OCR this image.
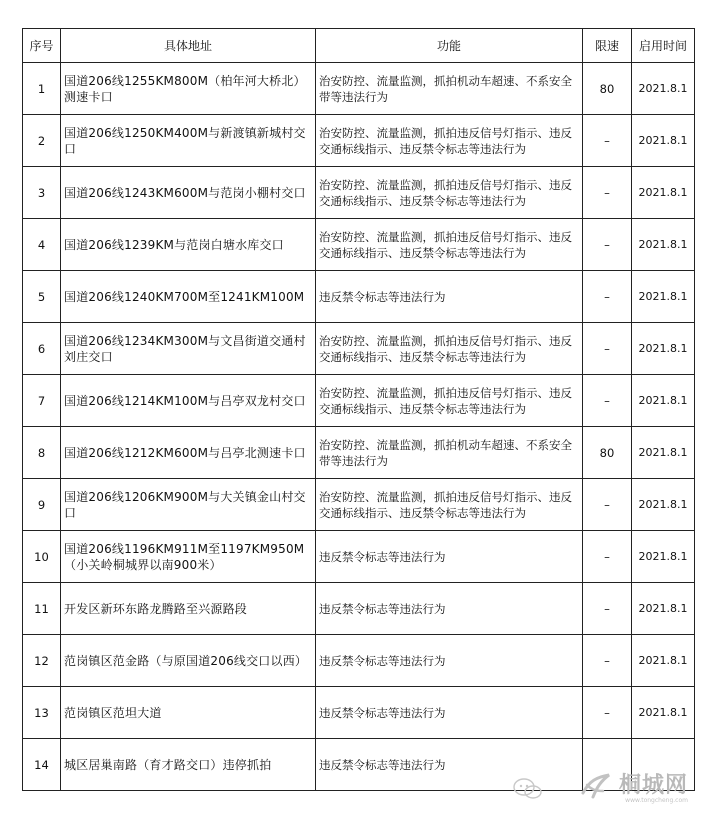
序号	具体地址	功能	限速	启用时间
1	国道206线1255KM800M（柏年河大桥北）测速卡口	治安防控、流量监测，抓拍机动车超速、不系安全带等违法行为	80	2021.8.1
2	国道206线1250KM400M与新渡镇新城村交口	治安防控、流量监测，抓拍违反信号灯指示、违反交通标线指示、违反禁令标志等违法行为	–	2021.8.1
3	国道206线1243KM600M与范岗小棚村交口	治安防控、流量监测，抓拍违反信号灯指示、违反交通标线指示、违反禁令标志等违法行为	–	2021.8.1
4	国道206线1239KM与范岗白塘水库交口	治安防控、流量监测，抓拍违反信号灯指示、违反交通标线指示、违反禁令标志等违法行为	–	2021.8.1
5	国道206线1240KM700M至1241KM100M	违反禁令标志等违法行为	–	2021.8.1
6	国道206线1234KM300M与文昌街道交通村刘庄交口	治安防控、流量监测，抓拍违反信号灯指示、违反交通标线指示、违反禁令标志等违法行为	–	2021.8.1
7	国道206线1214KM100M与吕亭双龙村交口	治安防控、流量监测，抓拍违反信号灯指示、违反交通标线指示、违反禁令标志等违法行为	–	2021.8.1
8	国道206线1212KM600M与吕亭北测速卡口	治安防控、流量监测，抓拍机动车超速、不系安全带等违法行为	80	2021.8.1
9	国道206线1206KM900M与大关镇金山村交口	治安防控、流量监测，抓拍违反信号灯指示、违反交通标线指示、违反禁令标志等违法行为	–	2021.8.1
10	国道206线1196KM911M至1197KM950M（小关岭桐城界以南900米）	违反禁令标志等违法行为	–	2021.8.1
11	开发区新环东路龙腾路至兴源路段	违反禁令标志等违法行为	–	2021.8.1
12	范岗镇区范金路（与原国道206线交口以西）	违反禁令标志等违法行为	–	2021.8.1
13	范岗镇区范坦大道	违反禁令标志等违法行为	–	2021.8.1
14	城区居巢南路（育才路交口）违停抓拍	违反禁令标志等违法行为		
桐城网
www.tongcheng.com
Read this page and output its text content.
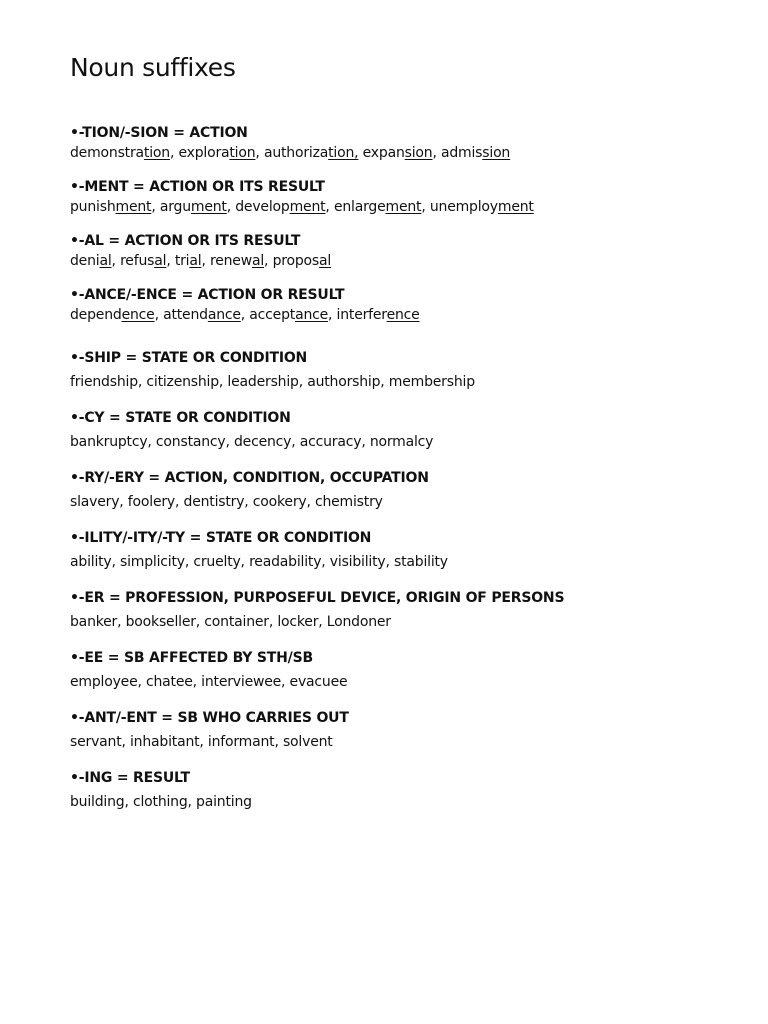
Noun suffixes
•-TION/-SION = ACTION
demonstration, exploration, authorization, expansion, admission
•-MENT = ACTION OR ITS RESULT
punishment, argument, development, enlargement, unemployment
•-AL = ACTION OR ITS RESULT
denial, refusal, trial, renewal, proposal
•-ANCE/-ENCE = ACTION OR RESULT
dependence, attendance, acceptance, interference
•-SHIP = STATE OR CONDITION
friendship, citizenship, leadership, authorship, membership
•-CY = STATE OR CONDITION
bankruptcy, constancy, decency, accuracy, normalcy
•-RY/-ERY = ACTION, CONDITION, OCCUPATION
slavery, foolery, dentistry, cookery, chemistry
•-ILITY/-ITY/-TY = STATE OR CONDITION
ability, simplicity, cruelty, readability, visibility, stability
•-ER = PROFESSION, PURPOSEFUL DEVICE, ORIGIN OF PERSONS
banker, bookseller, container, locker, Londoner
•-EE = SB AFFECTED BY STH/SB
employee, chatee, interviewee, evacuee
•-ANT/-ENT = SB WHO CARRIES OUT
servant, inhabitant, informant, solvent
•-ING = RESULT
building, clothing, painting
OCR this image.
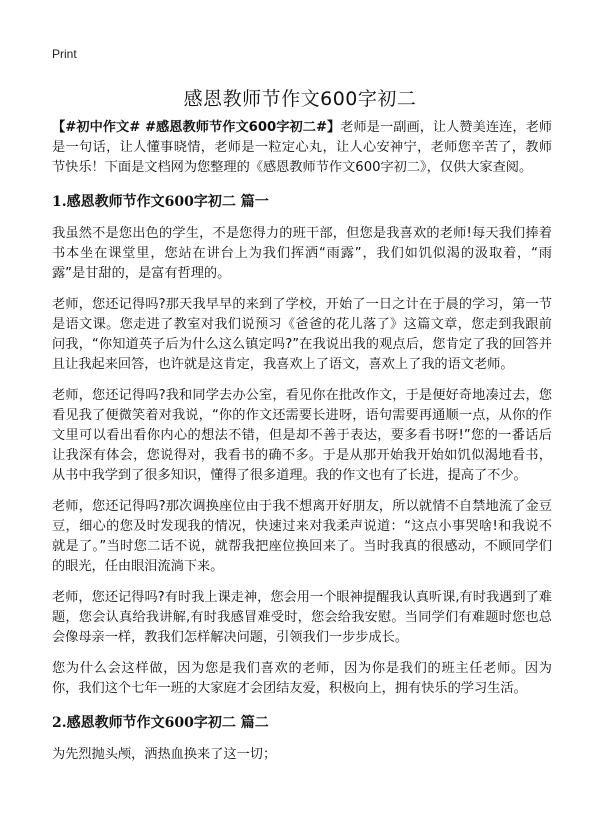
Print
感恩教师节作文600字初二

【#初中作文# #感恩教师节作文600字初二#】老师是一副画，让人赞美连连，老师是一句话，让人懂事晓情，老师是一粒定心丸，让人心安神宁，老师您辛苦了，教师节快乐！下面是文档网为您整理的《感恩教师节作文600字初二》，仅供大家查阅。

1.感恩教师节作文600字初二 篇一

我虽然不是您出色的学生，不是您得力的班干部，但您是我喜欢的老师!每天我们捧着书本坐在课堂里，您站在讲台上为我们挥洒“雨露”，我们如饥似渴的汲取着，“雨露”是甘甜的，是富有哲理的。

老师，您还记得吗?那天我早早的来到了学校，开始了一日之计在于晨的学习，第一节是语文课。您走进了教室对我们说预习《爸爸的花儿落了》这篇文章，您走到我跟前问我，“你知道英子后为什么这么镇定吗?”在我说出我的观点后，您肯定了我的回答并且让我起来回答，也许就是这肯定，我喜欢上了语文，喜欢上了我的语文老师。

老师，您还记得吗?我和同学去办公室，看见你在批改作文，于是便好奇地凑过去，您看见我了便微笑着对我说，“你的作文还需要长进呀，语句需要再通顺一点，从你的作文里可以看出看你内心的想法不错，但是却不善于表达，要多看书呀!”您的一番话后让我深有体会，您说得对，我看书的确不多。于是从那开始我开始如饥似渴地看书，从书中我学到了很多知识，懂得了很多道理。我的作文也有了长进，提高了不少。

老师，您还记得吗?那次调换座位由于我不想离开好朋友，所以就情不自禁地流了金豆豆，细心的您及时发现我的情况，快速过来对我柔声说道：“这点小事哭啥!和我说不就是了。”当时您二话不说，就帮我把座位换回来了。当时我真的很感动，不顾同学们的眼光，任由眼泪流淌下来。

老师，您还记得吗?有时我上课走神，您会用一个眼神提醒我认真听课,有时我遇到了难题，您会认真给我讲解,有时我感冒难受时，您会给我安慰。当同学们有难题时您也总会像母亲一样，教我们怎样解决问题，引领我们一步步成长。

您为什么会这样做，因为您是我们喜欢的老师，因为你是我们的班主任老师。因为你，我们这个七年一班的大家庭才会团结友爱，积极向上，拥有快乐的学习生活。

2.感恩教师节作文600字初二 篇二

为先烈抛头颅，洒热血换来了这一切；
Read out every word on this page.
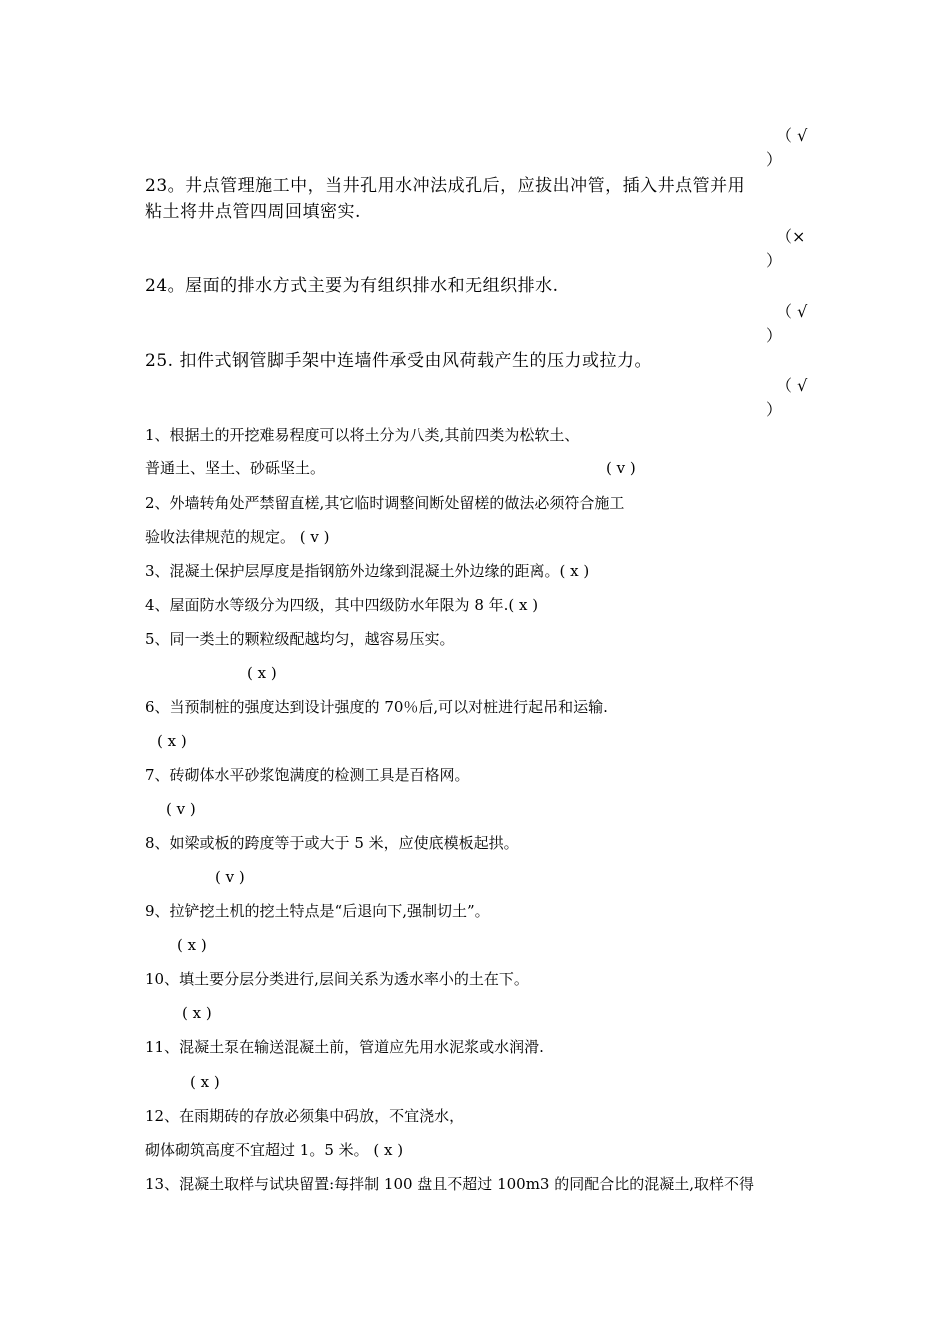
（ √
）
23。井点管理施工中，当井孔用水冲法成孔后，应拔出冲管，插入井点管并用
粘土将井点管四周回填密实.
（×
）
24。屋面的排水方式主要为有组织排水和无组织排水.
（ √
）
25. 扣件式钢管脚手架中连墙件承受由风荷载产生的压力或拉力。
（ √
）
1、根据土的开挖难易程度可以将土分为八类,其前四类为松软土、
普通土、坚土、砂砾坚土。	( v )
2、外墙转角处严禁留直槎,其它临时调整间断处留槎的做法必须符合施工
验收法律规范的规定。 ( v )
3、混凝土保护层厚度是指钢筋外边缘到混凝土外边缘的距离。( x )
4、屋面防水等级分为四级，其中四级防水年限为 8 年.( x )
5、同一类土的颗粒级配越均匀，越容易压实。
( x )
6、当预制桩的强度达到设计强度的 70％后,可以对桩进行起吊和运输.
( x )
7、砖砌体水平砂浆饱满度的检测工具是百格网。
( v )
8、如梁或板的跨度等于或大于 5 米，应使底模板起拱。
( v )
9、拉铲挖土机的挖土特点是“后退向下,强制切土”。
( x )
10、填土要分层分类进行,层间关系为透水率小的土在下。
( x )
11、混凝土泵在输送混凝土前，管道应先用水泥浆或水润滑.
( x )
12、在雨期砖的存放必须集中码放，不宜浇水，
砌体砌筑高度不宜超过 1。5 米。 ( x )
13、混凝土取样与试块留置:每拌制 100 盘且不超过 100m3 的同配合比的混凝土,取样不得
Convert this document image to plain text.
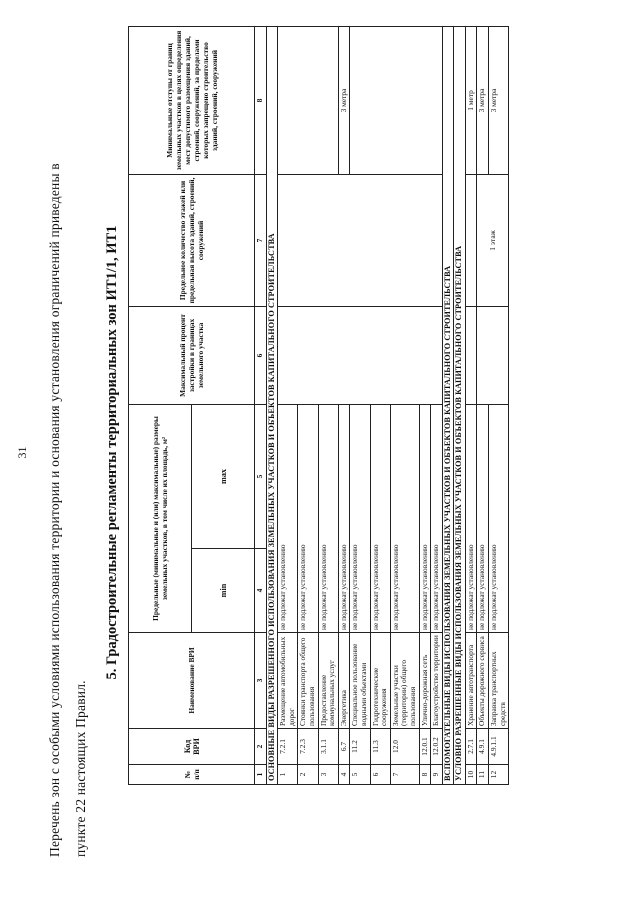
31	Перечень зон с особыми условиями использования территории и основания установления ограничений приведены в пункте 22 настоящих Правил.
5. Градостроительные регламенты территориальных зон ИТ1/1, ИТ1
№ п/п	Код ВРИ	Наименование ВРИ	Предельные (минимальные и (или) максимальные) размеры земельных участков, в том числе их площадь, м²		Максимальный процент застройки в границах земельного участка	Предельное количество этажей или предельная высота зданий, строений, сооружений	Минимальные отступы от границ земельных участков в целях определения мест допустимого размещения зданий, строений, сооружений, за пределами которых запрещено строительство зданий, строений, сооружений
			min	max			
1	2	3	4	5	6	7	8
ОСНОВНЫЕ ВИДЫ РАЗРЕШЕННОГО ИСПОЛЬЗОВАНИЯ ЗЕМЕЛЬНЫХ УЧАСТКОВ И ОБЪЕКТОВ КАПИТАЛЬНОГО СТРОИТЕЛЬСТВА							
1	7.2.1	Размещение автомобильных дорог	не подлежат установлению				
2	7.2.3	Стоянки транспорта общего пользования	не подлежат установлению				
3	3.1.1	Предоставление коммунальных услуг	не подлежат установлению				
4	6.7	Энергетика	не подлежат установлению				3 метра
5	11.2	Специальное пользование водными объектами	не подлежат установлению				
6	11.3	Гидротехнические сооружения	не подлежат установлению				
7	12.0	Земельные участки (территории) общего пользования	не подлежат установлению				
8	12.0.1	Улично-дорожная сеть	не подлежат установлению				
9	12.0.2	Благоустройство территории	не подлежат установлению				
ВСПОМОГАТЕЛЬНЫЕ ВИДЫ ИСПОЛЬЗОВАНИЯ ЗЕМЕЛЬНЫХ УЧАСТКОВ И ОБЪЕКТОВ КАПИТАЛЬНОГО СТРОИТЕЛЬСТВА							
УСЛОВНО РАЗРЕШЕННЫЕ ВИДЫ ИСПОЛЬЗОВАНИЯ ЗЕМЕЛЬНЫХ УЧАСТКОВ И ОБЪЕКТОВ КАПИТАЛЬНОГО СТРОИТЕЛЬСТВА							
10	2.7.1	Хранение автотранспорта	не подлежат установлению				1 метр
11	4.9.1	Объекты дорожного сервиса	не подлежат установлению			1 этаж	3 метра
12	4.9.1.1	Заправка транспортных средств	не подлежат установлению				3 метра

__________

TASK DETAILS: Which lines include the word "ВИДЫ"? List them all.

IN RESPONSE:
ОСНОВНЫЕ ВИДЫ РАЗРЕШЕННОГО ИСПОЛЬЗОВАНИЯ ЗЕМЕЛЬНЫХ УЧАСТКОВ И ОБЪЕКТОВ КАПИТАЛЬНОГО СТРОИТЕЛЬСТВА							
ВСПОМОГАТЕЛЬНЫЕ ВИДЫ ИСПОЛЬЗОВАНИЯ ЗЕМЕЛЬНЫХ УЧАСТКОВ И ОБЪЕКТОВ КАПИТАЛЬНОГО СТРОИТЕЛЬСТВА							
УСЛОВНО РАЗРЕШЕННЫЕ ВИДЫ ИСПОЛЬЗОВАНИЯ ЗЕМЕЛЬНЫХ УЧАСТКОВ И ОБЪЕКТОВ КАПИТАЛЬНОГО СТРОИТЕЛЬСТВА							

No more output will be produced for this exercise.